* START ITEMS *

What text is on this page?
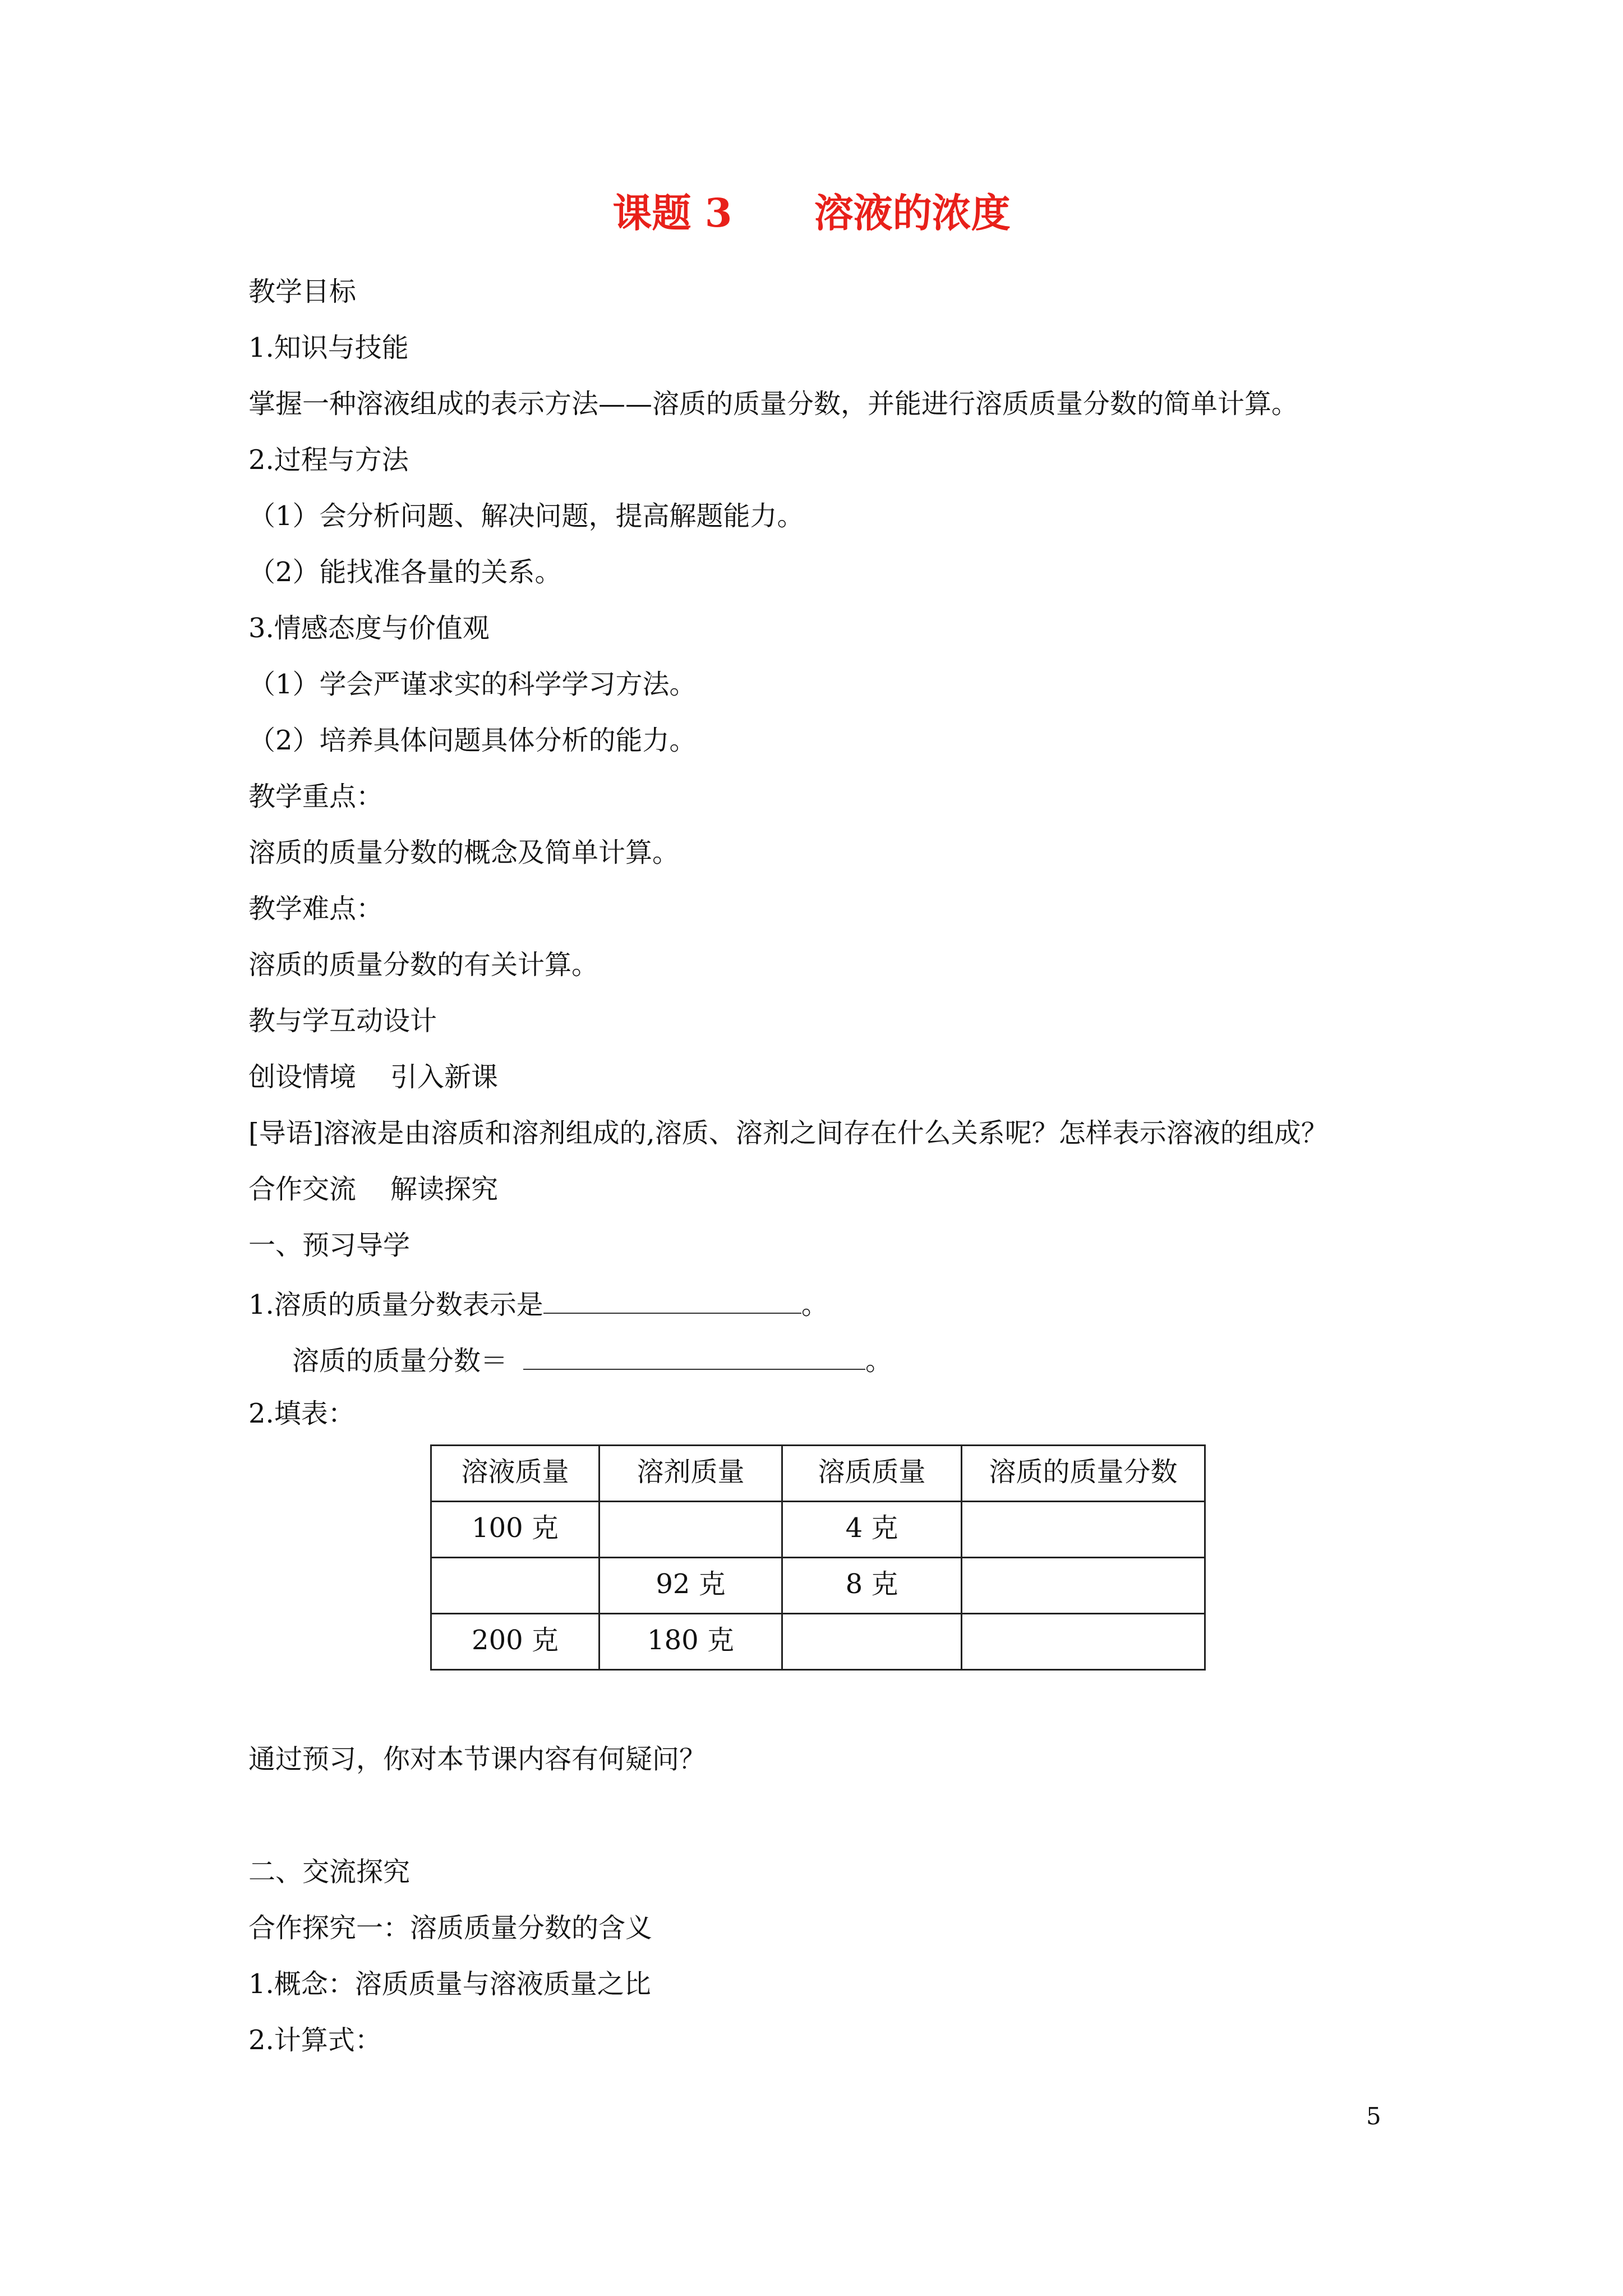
课题 3      溶液的浓度
教学目标
1.知识与技能
掌握一种溶液组成的表示方法——溶质的质量分数，并能进行溶质质量分数的简单计算。
2.过程与方法
（1）会分析问题、解决问题，提高解题能力。
（2）能找准各量的关系。
3.情感态度与价值观
（1）学会严谨求实的科学学习方法。
（2）培养具体问题具体分析的能力。
教学重点：
溶质的质量分数的概念及简单计算。
教学难点：
溶质的质量分数的有关计算。
教与学互动设计
创设情境    引入新课
[导语]溶液是由溶质和溶剂组成的,溶质、溶剂之间存在什么关系呢？怎样表示溶液的组成？
合作交流    解读探究
一、预习导学
1.溶质的质量分数表示是	。
溶质的质量分数＝	。
2.填表：
溶液质量	溶剂质量	溶质质量	溶质的质量分数

100 克		4 克	

	92 克	8 克	

200 克	180 克		

通过预习，你对本节课内容有何疑问？
二、交流探究
合作探究一：溶质质量分数的含义
1.概念：溶质质量与溶液质量之比
2.计算式：
5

* END ITEMS *

STATED GOAL: Output the entries above exactly. Drop the pictures.

TASK RESULT:
What text is on this page?
课题 3      溶液的浓度
教学目标
1.知识与技能
掌握一种溶液组成的表示方法——溶质的质量分数，并能进行溶质质量分数的简单计算。
2.过程与方法
（1）会分析问题、解决问题，提高解题能力。
（2）能找准各量的关系。
3.情感态度与价值观
（1）学会严谨求实的科学学习方法。
（2）培养具体问题具体分析的能力。
教学重点：
溶质的质量分数的概念及简单计算。
教学难点：
溶质的质量分数的有关计算。
教与学互动设计
创设情境    引入新课
[导语]溶液是由溶质和溶剂组成的,溶质、溶剂之间存在什么关系呢？怎样表示溶液的组成？
合作交流    解读探究
一、预习导学
1.溶质的质量分数表示是	。
溶质的质量分数＝	。
2.填表：
溶液质量	溶剂质量	溶质质量	溶质的质量分数

100 克		4 克	

	92 克	8 克	

200 克	180 克		

通过预习，你对本节课内容有何疑问？
二、交流探究
合作探究一：溶质质量分数的含义
1.概念：溶质质量与溶液质量之比
2.计算式：
5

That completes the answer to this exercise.